IP-MS analysis. LC-MS/MS analysis was performed on a Q-Exactive HF mass spectrometer. Total peptides (5 μL) were analyzed on a Waters M-Class ultra-performance liquid chromatography system using a 15 cm Ion-Optics column (1.7 μm, C18, 75 μm × 15 cm) coupled to a benchtop Thermo Fisher Scientific Orbitrap Q Exactive HF mass spectrometer. Peptides were separated at a flow rate of 400 nL/min with a 90-minute gradient, including sample loading and column equilibration times. Data were acquired in data-dependent mode. MS1 spectra were measured with a resolution of 120,000, an automatic gain control (AGC) target of 3 × 10⁶ and a mass-to-charge ratio (m/z) range of 300 to 1,800. MS2 spectra were measured with a resolution of 15,000, an AGC target of 1 × 10⁵, and an m/z ratio range of 200 to 2,000. MS2 isolation windows of m/z 1.6 were measured with a normalized collision energy of 25.

Proteomics raw data were analyzed by MaxQuant, version 2.0.3.0 (76), using a UniProt database (Homo sapiens, UP000005640), and MS/MS searches were performed under default settings with label-free quantification (LFQ). Data were further analyzed in R, version 3.6.3. Contaminants and proteins identified by site or by reverse (decoy) peptide sequences were removed;LFQ intensity values were used for quantification, missing values were imputed using values randomly selected from the bottom of the LFQ intensity distribution of the full dataset, and then the intensity values were log₂ transformed. Proteins with a mean MS/MS count value for each IP condition below 3 were removed from subsequent analysis. Interacting proteins were identified as those that passed a log₂ fold-change sample IP over control (IgG) cutoff of 2 and a P value of 0.01.

++++++++

• _Task description_: Please reproduce the IP-MS methods passage above word for word, in full.

• _Source data_:
++++++++

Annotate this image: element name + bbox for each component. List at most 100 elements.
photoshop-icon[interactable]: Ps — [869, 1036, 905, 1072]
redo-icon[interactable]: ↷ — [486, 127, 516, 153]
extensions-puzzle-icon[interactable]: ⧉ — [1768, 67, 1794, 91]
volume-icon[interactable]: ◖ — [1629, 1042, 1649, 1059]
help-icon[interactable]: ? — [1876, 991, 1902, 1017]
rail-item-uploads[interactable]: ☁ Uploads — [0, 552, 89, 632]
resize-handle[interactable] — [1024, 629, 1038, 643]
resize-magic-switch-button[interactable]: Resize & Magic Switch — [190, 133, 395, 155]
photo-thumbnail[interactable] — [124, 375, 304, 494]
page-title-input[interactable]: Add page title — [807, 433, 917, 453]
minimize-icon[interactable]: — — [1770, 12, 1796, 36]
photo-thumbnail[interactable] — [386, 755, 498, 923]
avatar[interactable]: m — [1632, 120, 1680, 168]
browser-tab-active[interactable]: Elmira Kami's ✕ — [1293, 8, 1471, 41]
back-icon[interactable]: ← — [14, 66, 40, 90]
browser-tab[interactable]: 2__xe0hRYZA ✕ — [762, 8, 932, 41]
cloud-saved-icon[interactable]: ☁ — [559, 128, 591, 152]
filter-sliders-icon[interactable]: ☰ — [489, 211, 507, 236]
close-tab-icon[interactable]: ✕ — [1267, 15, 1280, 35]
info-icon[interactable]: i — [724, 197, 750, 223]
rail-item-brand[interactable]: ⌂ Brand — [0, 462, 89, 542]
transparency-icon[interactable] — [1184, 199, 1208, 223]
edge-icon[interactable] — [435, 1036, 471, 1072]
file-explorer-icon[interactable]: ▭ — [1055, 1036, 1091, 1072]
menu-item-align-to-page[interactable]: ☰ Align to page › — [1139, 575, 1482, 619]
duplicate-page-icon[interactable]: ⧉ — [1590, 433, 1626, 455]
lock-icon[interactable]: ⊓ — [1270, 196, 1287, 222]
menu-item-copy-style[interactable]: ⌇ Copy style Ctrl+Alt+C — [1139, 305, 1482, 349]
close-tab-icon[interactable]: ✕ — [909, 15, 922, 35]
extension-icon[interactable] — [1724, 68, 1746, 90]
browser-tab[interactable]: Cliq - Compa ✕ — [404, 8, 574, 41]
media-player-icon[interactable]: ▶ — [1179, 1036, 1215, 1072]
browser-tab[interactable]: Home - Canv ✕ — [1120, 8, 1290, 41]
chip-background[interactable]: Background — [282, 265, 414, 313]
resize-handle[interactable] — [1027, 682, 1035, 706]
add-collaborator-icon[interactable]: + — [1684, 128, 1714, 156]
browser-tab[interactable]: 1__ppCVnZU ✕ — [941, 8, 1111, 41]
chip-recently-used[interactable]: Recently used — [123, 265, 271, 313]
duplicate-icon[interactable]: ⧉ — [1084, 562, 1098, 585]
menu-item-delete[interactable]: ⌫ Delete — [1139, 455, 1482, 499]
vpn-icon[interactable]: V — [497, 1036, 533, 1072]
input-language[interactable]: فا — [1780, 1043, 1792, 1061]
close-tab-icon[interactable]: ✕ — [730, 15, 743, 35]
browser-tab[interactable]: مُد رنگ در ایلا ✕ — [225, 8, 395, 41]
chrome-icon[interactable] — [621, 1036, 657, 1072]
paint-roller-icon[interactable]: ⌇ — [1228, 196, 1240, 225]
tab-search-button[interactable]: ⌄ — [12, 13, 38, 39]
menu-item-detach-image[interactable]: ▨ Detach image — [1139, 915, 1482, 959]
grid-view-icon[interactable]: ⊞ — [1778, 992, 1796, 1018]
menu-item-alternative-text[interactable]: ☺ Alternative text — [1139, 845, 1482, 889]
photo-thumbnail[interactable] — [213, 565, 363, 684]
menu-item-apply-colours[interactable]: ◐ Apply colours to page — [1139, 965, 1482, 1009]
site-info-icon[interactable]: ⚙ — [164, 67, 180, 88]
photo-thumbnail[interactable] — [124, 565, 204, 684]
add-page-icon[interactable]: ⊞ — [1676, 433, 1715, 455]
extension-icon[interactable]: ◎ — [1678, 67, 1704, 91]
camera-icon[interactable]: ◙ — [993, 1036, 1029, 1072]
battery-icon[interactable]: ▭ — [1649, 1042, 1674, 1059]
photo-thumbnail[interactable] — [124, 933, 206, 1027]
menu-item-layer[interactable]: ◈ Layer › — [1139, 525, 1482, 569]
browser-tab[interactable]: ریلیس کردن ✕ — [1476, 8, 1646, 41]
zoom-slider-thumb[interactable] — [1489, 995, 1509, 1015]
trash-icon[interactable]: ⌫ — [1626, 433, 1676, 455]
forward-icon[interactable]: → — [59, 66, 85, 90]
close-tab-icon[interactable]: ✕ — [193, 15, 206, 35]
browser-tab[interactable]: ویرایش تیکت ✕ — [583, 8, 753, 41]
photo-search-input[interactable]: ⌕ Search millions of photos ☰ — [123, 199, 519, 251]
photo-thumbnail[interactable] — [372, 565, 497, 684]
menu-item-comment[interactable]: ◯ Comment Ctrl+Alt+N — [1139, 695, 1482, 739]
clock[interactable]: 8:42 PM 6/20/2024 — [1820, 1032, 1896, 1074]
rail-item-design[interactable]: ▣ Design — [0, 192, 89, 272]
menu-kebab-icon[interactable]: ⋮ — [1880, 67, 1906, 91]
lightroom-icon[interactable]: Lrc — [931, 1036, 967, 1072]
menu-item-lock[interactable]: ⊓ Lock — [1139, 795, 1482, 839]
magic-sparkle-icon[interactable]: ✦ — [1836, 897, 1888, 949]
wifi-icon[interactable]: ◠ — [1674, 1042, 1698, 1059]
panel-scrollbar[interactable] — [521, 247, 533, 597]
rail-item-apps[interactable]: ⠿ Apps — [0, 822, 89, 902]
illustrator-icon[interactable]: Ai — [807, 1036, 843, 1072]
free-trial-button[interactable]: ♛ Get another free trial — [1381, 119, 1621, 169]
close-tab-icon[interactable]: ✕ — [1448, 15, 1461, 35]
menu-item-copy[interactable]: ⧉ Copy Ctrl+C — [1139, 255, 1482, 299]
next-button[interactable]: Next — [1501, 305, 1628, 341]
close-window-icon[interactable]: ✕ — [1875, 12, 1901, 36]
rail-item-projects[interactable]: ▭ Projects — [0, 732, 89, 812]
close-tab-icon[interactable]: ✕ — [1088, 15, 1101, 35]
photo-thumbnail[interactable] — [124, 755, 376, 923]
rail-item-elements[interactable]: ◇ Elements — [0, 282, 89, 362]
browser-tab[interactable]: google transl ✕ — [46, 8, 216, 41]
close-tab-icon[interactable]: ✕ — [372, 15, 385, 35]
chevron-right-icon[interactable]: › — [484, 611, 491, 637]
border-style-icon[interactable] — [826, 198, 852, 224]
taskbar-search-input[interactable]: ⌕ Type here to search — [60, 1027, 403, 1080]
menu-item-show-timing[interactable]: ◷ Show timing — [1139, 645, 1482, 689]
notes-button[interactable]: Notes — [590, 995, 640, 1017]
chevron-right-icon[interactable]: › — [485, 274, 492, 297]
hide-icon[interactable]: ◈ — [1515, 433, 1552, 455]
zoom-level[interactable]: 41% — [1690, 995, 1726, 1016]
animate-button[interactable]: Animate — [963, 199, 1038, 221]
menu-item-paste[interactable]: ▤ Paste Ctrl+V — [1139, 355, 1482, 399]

++++++++

• _Answer_:
IP-MS analysis. LC-MS/MS analysis was performed on a Q-Exactive HF mass spectrometer. Total peptides (5 μL) were analyzed on a Waters M-Class ultra-performance liquid chromatography system using a 15 cm Ion-Optics column (1.7 μm, C18, 75 μm × 15 cm) coupled to a benchtop Thermo Fisher Scientific Orbitrap Q Exactive HF mass spectrometer. Peptides were separated at a flow rate of 400 nL/min with a 90-minute gradient, including sample loading and column equilibration times. Data were acquired in data-dependent mode. MS1 spectra were measured with a resolution of 120,000, an automatic gain control (AGC) target of 3 × 10⁶ and a mass-to-charge ratio (m/z) range of 300 to 1,800. MS2 spectra were measured with a resolution of 15,000, an AGC target of 1 × 10⁵, and an m/z ratio range of 200 to 2,000. MS2 isolation windows of m/z 1.6 were measured with a normalized collision energy of 25.

Proteomics raw data were analyzed by MaxQuant, version 2.0.3.0 (76), using a UniProt database (Homo sapiens, UP000005640), and MS/MS searches were performed under default settings with label-free quantification (LFQ). Data were further analyzed in R, version 3.6.3. Contaminants and proteins identified by site or by reverse (decoy) peptide sequences were removed;LFQ intensity values were used for quantification, missing values were imputed using values randomly selected from the bottom of the LFQ intensity distribution of the full dataset, and then the intensity values were log₂ transformed. Proteins with a mean MS/MS count value for each IP condition below 3 were removed from subsequent analysis. Interacting proteins were identified as those that passed a log₂ fold-change sample IP over control (IgG) cutoff of 2 and a P value of 0.01.